**TASK PROMPT:**
Reproduce each line exactly, including spacing and punctuation.

** start DATASET EXCERPTS **

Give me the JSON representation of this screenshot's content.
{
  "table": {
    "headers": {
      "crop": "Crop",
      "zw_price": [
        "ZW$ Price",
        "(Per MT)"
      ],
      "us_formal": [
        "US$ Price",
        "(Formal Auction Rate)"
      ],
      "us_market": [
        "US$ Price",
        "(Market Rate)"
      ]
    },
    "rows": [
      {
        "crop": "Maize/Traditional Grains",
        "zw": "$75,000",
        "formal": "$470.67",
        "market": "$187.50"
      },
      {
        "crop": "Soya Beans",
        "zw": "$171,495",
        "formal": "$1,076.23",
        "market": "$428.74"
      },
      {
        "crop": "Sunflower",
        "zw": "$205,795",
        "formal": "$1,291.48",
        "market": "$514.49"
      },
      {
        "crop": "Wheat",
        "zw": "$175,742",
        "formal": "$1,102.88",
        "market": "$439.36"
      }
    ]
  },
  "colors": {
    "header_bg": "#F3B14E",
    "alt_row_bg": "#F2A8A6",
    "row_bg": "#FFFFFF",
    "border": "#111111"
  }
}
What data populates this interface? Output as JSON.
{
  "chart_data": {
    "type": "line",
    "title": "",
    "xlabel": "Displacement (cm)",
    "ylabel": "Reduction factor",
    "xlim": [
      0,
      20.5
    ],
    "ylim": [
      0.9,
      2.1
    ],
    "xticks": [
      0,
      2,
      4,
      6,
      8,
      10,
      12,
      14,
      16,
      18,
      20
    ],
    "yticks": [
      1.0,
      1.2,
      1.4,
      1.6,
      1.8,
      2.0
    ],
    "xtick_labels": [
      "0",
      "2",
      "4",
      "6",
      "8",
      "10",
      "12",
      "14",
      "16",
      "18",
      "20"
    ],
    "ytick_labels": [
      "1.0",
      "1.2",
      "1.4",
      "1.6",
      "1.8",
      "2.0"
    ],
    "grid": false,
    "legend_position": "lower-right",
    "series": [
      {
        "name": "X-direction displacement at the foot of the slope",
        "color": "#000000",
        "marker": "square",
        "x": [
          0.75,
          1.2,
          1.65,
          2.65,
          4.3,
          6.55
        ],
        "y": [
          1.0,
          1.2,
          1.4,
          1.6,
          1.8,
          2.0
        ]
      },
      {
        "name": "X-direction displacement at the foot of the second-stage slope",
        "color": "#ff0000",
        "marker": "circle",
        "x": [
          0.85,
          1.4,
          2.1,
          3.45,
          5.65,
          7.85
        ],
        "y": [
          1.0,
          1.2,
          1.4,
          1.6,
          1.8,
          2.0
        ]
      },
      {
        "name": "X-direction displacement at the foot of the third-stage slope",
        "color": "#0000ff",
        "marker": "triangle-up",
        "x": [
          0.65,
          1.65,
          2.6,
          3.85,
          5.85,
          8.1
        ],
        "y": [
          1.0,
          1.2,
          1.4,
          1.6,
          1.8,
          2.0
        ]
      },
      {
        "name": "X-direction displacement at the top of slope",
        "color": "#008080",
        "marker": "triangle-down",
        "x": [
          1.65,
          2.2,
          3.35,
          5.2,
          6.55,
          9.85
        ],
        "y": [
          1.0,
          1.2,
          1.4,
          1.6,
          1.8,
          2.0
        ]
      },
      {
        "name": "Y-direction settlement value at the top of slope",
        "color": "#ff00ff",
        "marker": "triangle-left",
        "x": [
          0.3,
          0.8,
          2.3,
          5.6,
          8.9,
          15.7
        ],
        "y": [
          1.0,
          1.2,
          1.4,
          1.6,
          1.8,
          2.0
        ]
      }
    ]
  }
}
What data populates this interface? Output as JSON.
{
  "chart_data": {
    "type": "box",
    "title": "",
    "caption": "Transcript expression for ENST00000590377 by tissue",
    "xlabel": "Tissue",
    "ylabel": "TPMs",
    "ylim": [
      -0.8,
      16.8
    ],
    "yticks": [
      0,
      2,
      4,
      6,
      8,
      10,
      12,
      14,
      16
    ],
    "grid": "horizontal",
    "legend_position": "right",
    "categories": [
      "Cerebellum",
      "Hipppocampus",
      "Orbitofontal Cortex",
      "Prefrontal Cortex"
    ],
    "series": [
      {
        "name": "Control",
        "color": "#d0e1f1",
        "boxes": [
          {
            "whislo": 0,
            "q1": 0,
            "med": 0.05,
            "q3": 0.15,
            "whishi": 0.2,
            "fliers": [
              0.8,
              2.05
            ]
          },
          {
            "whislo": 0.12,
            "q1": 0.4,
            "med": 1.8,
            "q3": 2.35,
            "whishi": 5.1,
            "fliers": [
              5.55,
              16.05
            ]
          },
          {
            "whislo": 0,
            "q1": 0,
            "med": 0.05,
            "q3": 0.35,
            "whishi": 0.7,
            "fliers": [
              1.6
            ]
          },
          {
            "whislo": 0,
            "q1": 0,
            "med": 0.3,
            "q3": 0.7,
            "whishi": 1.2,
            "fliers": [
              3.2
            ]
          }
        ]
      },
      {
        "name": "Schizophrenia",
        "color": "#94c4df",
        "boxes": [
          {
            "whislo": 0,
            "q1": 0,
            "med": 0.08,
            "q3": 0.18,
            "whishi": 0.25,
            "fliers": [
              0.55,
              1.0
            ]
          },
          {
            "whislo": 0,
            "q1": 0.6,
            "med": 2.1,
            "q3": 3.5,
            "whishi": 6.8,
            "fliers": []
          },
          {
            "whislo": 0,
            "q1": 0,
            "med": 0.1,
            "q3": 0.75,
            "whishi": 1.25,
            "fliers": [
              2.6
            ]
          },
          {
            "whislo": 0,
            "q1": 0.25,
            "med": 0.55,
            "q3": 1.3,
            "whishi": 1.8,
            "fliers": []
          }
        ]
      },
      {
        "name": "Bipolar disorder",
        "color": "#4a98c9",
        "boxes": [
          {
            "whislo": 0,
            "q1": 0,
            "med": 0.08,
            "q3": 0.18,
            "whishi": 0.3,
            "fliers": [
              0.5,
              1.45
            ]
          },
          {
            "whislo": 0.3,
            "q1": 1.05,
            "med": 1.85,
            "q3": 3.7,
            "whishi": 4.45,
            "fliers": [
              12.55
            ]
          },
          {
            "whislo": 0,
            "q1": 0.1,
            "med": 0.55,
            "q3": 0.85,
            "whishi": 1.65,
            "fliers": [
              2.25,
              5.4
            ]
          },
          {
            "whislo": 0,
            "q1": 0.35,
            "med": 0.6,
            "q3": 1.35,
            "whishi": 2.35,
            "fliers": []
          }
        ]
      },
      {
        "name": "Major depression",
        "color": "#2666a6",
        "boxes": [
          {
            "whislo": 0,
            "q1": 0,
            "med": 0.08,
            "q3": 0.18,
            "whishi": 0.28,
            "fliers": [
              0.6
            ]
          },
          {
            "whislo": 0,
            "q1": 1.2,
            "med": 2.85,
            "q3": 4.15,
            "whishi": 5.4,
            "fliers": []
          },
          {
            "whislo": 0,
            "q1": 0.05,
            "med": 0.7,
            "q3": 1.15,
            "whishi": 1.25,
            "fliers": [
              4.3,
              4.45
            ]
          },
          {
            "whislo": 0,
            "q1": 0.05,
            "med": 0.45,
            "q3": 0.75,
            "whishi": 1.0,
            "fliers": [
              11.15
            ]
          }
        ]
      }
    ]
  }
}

** end DATASET EXCERPTS **

**FINAL RESULT:**
Give me the JSON representation of this screenshot's content.
{
  "table": {
    "headers": {
      "crop": "Crop",
      "zw_price": [
        "ZW$ Price",
        "(Per MT)"
      ],
      "us_formal": [
        "US$ Price",
        "(Formal Auction Rate)"
      ],
      "us_market": [
        "US$ Price",
        "(Market Rate)"
      ]
    },
    "rows": [
      {
        "crop": "Maize/Traditional Grains",
        "zw": "$75,000",
        "formal": "$470.67",
        "market": "$187.50"
      },
      {
        "crop": "Soya Beans",
        "zw": "$171,495",
        "formal": "$1,076.23",
        "market": "$428.74"
      },
      {
        "crop": "Sunflower",
        "zw": "$205,795",
        "formal": "$1,291.48",
        "market": "$514.49"
      },
      {
        "crop": "Wheat",
        "zw": "$175,742",
        "formal": "$1,102.88",
        "market": "$439.36"
      }
    ]
  },
  "colors": {
    "header_bg": "#F3B14E",
    "alt_row_bg": "#F2A8A6",
    "row_bg": "#FFFFFF",
    "border": "#111111"
  }
}
What data populates this interface? Output as JSON.
{
  "chart_data": {
    "type": "line",
    "title": "",
    "xlabel": "Displacement (cm)",
    "ylabel": "Reduction factor",
    "xlim": [
      0,
      20.5
    ],
    "ylim": [
      0.9,
      2.1
    ],
    "xticks": [
      0,
      2,
      4,
      6,
      8,
      10,
      12,
      14,
      16,
      18,
      20
    ],
    "yticks": [
      1.0,
      1.2,
      1.4,
      1.6,
      1.8,
      2.0
    ],
    "xtick_labels": [
      "0",
      "2",
      "4",
      "6",
      "8",
      "10",
      "12",
      "14",
      "16",
      "18",
      "20"
    ],
    "ytick_labels": [
      "1.0",
      "1.2",
      "1.4",
      "1.6",
      "1.8",
      "2.0"
    ],
    "grid": false,
    "legend_position": "lower-right",
    "series": [
      {
        "name": "X-direction displacement at the foot of the slope",
        "color": "#000000",
        "marker": "square",
        "x": [
          0.75,
          1.2,
          1.65,
          2.65,
          4.3,
          6.55
        ],
        "y": [
          1.0,
          1.2,
          1.4,
          1.6,
          1.8,
          2.0
        ]
      },
      {
        "name": "X-direction displacement at the foot of the second-stage slope",
        "color": "#ff0000",
        "marker": "circle",
        "x": [
          0.85,
          1.4,
          2.1,
          3.45,
          5.65,
          7.85
        ],
        "y": [
          1.0,
          1.2,
          1.4,
          1.6,
          1.8,
          2.0
        ]
      },
      {
        "name": "X-direction displacement at the foot of the third-stage slope",
        "color": "#0000ff",
        "marker": "triangle-up",
        "x": [
          0.65,
          1.65,
          2.6,
          3.85,
          5.85,
          8.1
        ],
        "y": [
          1.0,
          1.2,
          1.4,
          1.6,
          1.8,
          2.0
        ]
      },
      {
        "name": "X-direction displacement at the top of slope",
        "color": "#008080",
        "marker": "triangle-down",
        "x": [
          1.65,
          2.2,
          3.35,
          5.2,
          6.55,
          9.85
        ],
        "y": [
          1.0,
          1.2,
          1.4,
          1.6,
          1.8,
          2.0
        ]
      },
      {
        "name": "Y-direction settlement value at the top of slope",
        "color": "#ff00ff",
        "marker": "triangle-left",
        "x": [
          0.3,
          0.8,
          2.3,
          5.6,
          8.9,
          15.7
        ],
        "y": [
          1.0,
          1.2,
          1.4,
          1.6,
          1.8,
          2.0
        ]
      }
    ]
  }
}
What data populates this interface? Output as JSON.
{
  "chart_data": {
    "type": "box",
    "title": "",
    "caption": "Transcript expression for ENST00000590377 by tissue",
    "xlabel": "Tissue",
    "ylabel": "TPMs",
    "ylim": [
      -0.8,
      16.8
    ],
    "yticks": [
      0,
      2,
      4,
      6,
      8,
      10,
      12,
      14,
      16
    ],
    "grid": "horizontal",
    "legend_position": "right",
    "categories": [
      "Cerebellum",
      "Hipppocampus",
      "Orbitofontal Cortex",
      "Prefrontal Cortex"
    ],
    "series": [
      {
        "name": "Control",
        "color": "#d0e1f1",
        "boxes": [
          {
            "whislo": 0,
            "q1": 0,
            "med": 0.05,
            "q3": 0.15,
            "whishi": 0.2,
            "fliers": [
              0.8,
              2.05
            ]
          },
          {
            "whislo": 0.12,
            "q1": 0.4,
            "med": 1.8,
            "q3": 2.35,
            "whishi": 5.1,
            "fliers": [
              5.55,
              16.05
            ]
          },
          {
            "whislo": 0,
            "q1": 0,
            "med": 0.05,
            "q3": 0.35,
            "whishi": 0.7,
            "fliers": [
              1.6
            ]
          },
          {
            "whislo": 0,
            "q1": 0,
            "med": 0.3,
            "q3": 0.7,
            "whishi": 1.2,
            "fliers": [
              3.2
            ]
          }
        ]
      },
      {
        "name": "Schizophrenia",
        "color": "#94c4df",
        "boxes": [
          {
            "whislo": 0,
            "q1": 0,
            "med": 0.08,
            "q3": 0.18,
            "whishi": 0.25,
            "fliers": [
              0.55,
              1.0
            ]
          },
          {
            "whislo": 0,
            "q1": 0.6,
            "med": 2.1,
            "q3": 3.5,
            "whishi": 6.8,
            "fliers": []
          },
          {
            "whislo": 0,
            "q1": 0,
            "med": 0.1,
            "q3": 0.75,
            "whishi": 1.25,
            "fliers": [
              2.6
            ]
          },
          {
            "whislo": 0,
            "q1": 0.25,
            "med": 0.55,
            "q3": 1.3,
            "whishi": 1.8,
            "fliers": []
          }
        ]
      },
      {
        "name": "Bipolar disorder",
        "color": "#4a98c9",
        "boxes": [
          {
            "whislo": 0,
            "q1": 0,
            "med": 0.08,
            "q3": 0.18,
            "whishi": 0.3,
            "fliers": [
              0.5,
              1.45
            ]
          },
          {
            "whislo": 0.3,
            "q1": 1.05,
            "med": 1.85,
            "q3": 3.7,
            "whishi": 4.45,
            "fliers": [
              12.55
            ]
          },
          {
            "whislo": 0,
            "q1": 0.1,
            "med": 0.55,
            "q3": 0.85,
            "whishi": 1.65,
            "fliers": [
              2.25,
              5.4
            ]
          },
          {
            "whislo": 0,
            "q1": 0.35,
            "med": 0.6,
            "q3": 1.35,
            "whishi": 2.35,
            "fliers": []
          }
        ]
      },
      {
        "name": "Major depression",
        "color": "#2666a6",
        "boxes": [
          {
            "whislo": 0,
            "q1": 0,
            "med": 0.08,
            "q3": 0.18,
            "whishi": 0.28,
            "fliers": [
              0.6
            ]
          },
          {
            "whislo": 0,
            "q1": 1.2,
            "med": 2.85,
            "q3": 4.15,
            "whishi": 5.4,
            "fliers": []
          },
          {
            "whislo": 0,
            "q1": 0.05,
            "med": 0.7,
            "q3": 1.15,
            "whishi": 1.25,
            "fliers": [
              4.3,
              4.45
            ]
          },
          {
            "whislo": 0,
            "q1": 0.05,
            "med": 0.45,
            "q3": 0.75,
            "whishi": 1.0,
            "fliers": [
              11.15
            ]
          }
        ]
      }
    ]
  }
}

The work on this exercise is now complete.